Data to process -

========================

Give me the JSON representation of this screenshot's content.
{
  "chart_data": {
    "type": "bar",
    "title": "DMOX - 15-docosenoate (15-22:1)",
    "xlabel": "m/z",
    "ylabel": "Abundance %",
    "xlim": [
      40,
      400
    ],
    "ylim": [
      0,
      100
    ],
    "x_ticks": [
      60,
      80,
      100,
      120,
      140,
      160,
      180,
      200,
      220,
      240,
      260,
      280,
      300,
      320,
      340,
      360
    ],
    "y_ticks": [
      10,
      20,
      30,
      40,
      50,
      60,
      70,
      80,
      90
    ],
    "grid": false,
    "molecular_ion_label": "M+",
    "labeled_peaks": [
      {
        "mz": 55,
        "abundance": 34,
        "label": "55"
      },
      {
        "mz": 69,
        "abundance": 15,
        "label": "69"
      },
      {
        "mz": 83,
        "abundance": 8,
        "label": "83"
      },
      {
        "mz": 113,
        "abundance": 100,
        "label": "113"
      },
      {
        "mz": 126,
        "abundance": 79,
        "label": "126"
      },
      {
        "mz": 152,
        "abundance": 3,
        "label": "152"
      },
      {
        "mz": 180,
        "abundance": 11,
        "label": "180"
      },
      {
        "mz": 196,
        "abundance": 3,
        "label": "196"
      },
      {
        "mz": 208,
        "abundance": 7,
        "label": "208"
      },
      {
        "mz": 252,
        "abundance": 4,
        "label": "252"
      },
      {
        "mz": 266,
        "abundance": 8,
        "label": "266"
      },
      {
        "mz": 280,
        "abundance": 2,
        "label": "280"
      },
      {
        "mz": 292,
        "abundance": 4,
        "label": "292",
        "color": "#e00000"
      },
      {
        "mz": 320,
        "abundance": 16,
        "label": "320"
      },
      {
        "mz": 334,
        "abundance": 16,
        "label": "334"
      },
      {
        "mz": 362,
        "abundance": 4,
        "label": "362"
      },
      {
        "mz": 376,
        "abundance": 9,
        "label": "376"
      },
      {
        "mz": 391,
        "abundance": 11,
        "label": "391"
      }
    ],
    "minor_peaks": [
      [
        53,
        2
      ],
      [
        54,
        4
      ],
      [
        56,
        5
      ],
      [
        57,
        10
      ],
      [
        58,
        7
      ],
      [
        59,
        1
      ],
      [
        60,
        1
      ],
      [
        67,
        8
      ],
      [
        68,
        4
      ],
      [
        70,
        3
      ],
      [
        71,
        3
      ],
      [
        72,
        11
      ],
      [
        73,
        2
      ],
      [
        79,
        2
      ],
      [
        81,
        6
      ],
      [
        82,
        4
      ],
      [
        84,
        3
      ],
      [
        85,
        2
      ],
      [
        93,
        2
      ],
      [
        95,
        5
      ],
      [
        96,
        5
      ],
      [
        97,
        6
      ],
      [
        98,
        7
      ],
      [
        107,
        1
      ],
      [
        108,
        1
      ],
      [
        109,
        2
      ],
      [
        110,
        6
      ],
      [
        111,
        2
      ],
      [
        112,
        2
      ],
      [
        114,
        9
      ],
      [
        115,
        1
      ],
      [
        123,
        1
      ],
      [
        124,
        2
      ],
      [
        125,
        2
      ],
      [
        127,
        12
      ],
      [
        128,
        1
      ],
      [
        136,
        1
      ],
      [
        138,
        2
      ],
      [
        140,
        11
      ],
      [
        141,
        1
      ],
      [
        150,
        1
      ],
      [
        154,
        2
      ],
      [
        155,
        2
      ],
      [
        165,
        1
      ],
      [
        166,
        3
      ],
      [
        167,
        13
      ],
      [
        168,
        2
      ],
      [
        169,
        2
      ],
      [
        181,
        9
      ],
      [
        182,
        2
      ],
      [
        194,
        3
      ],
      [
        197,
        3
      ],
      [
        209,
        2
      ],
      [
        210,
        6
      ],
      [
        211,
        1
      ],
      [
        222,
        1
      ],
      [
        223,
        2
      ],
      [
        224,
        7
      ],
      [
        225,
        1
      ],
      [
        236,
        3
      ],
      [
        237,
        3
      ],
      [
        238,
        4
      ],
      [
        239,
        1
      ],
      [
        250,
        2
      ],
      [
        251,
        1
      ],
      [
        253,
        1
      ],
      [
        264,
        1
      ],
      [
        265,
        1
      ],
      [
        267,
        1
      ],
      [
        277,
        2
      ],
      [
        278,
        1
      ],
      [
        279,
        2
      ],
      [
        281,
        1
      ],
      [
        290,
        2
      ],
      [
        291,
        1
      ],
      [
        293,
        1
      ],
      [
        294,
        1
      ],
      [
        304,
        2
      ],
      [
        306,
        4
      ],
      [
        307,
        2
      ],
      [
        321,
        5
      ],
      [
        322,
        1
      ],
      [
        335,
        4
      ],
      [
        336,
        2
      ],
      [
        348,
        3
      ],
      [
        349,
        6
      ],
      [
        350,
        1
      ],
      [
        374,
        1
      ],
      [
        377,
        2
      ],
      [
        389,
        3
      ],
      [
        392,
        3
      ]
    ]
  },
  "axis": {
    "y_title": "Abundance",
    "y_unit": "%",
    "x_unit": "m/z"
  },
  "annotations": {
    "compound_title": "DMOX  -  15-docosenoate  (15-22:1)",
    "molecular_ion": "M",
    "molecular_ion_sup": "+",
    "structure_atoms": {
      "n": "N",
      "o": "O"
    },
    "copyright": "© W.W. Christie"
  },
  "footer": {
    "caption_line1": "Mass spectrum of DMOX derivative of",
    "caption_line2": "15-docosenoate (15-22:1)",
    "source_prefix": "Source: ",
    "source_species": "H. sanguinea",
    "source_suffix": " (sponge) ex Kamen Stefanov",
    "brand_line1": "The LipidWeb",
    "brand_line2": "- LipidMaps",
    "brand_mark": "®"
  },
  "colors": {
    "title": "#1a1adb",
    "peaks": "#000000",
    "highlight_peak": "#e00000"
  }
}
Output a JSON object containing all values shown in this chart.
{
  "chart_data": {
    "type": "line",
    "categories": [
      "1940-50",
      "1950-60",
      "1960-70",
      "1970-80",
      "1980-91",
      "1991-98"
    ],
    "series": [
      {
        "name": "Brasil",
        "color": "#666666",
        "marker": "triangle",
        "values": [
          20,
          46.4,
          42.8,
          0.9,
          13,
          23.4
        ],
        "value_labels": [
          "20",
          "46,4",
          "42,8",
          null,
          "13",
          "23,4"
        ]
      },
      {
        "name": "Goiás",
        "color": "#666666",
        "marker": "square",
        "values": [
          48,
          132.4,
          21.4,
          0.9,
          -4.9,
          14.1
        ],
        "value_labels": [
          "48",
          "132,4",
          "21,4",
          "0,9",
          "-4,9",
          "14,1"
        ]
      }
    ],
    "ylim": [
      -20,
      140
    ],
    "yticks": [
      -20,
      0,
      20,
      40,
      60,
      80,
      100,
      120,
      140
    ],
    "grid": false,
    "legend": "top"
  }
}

========================

Exactly and exclusively, repeat the lines from the line that contains "Output a JSON" through the end of the records, both ends included.

Output a JSON object containing all values shown in this chart.
{
  "chart_data": {
    "type": "line",
    "categories": [
      "1940-50",
      "1950-60",
      "1960-70",
      "1970-80",
      "1980-91",
      "1991-98"
    ],
    "series": [
      {
        "name": "Brasil",
        "color": "#666666",
        "marker": "triangle",
        "values": [
          20,
          46.4,
          42.8,
          0.9,
          13,
          23.4
        ],
        "value_labels": [
          "20",
          "46,4",
          "42,8",
          null,
          "13",
          "23,4"
        ]
      },
      {
        "name": "Goiás",
        "color": "#666666",
        "marker": "square",
        "values": [
          48,
          132.4,
          21.4,
          0.9,
          -4.9,
          14.1
        ],
        "value_labels": [
          "48",
          "132,4",
          "21,4",
          "0,9",
          "-4,9",
          "14,1"
        ]
      }
    ],
    "ylim": [
      -20,
      140
    ],
    "yticks": [
      -20,
      0,
      20,
      40,
      60,
      80,
      100,
      120,
      140
    ],
    "grid": false,
    "legend": "top"
  }
}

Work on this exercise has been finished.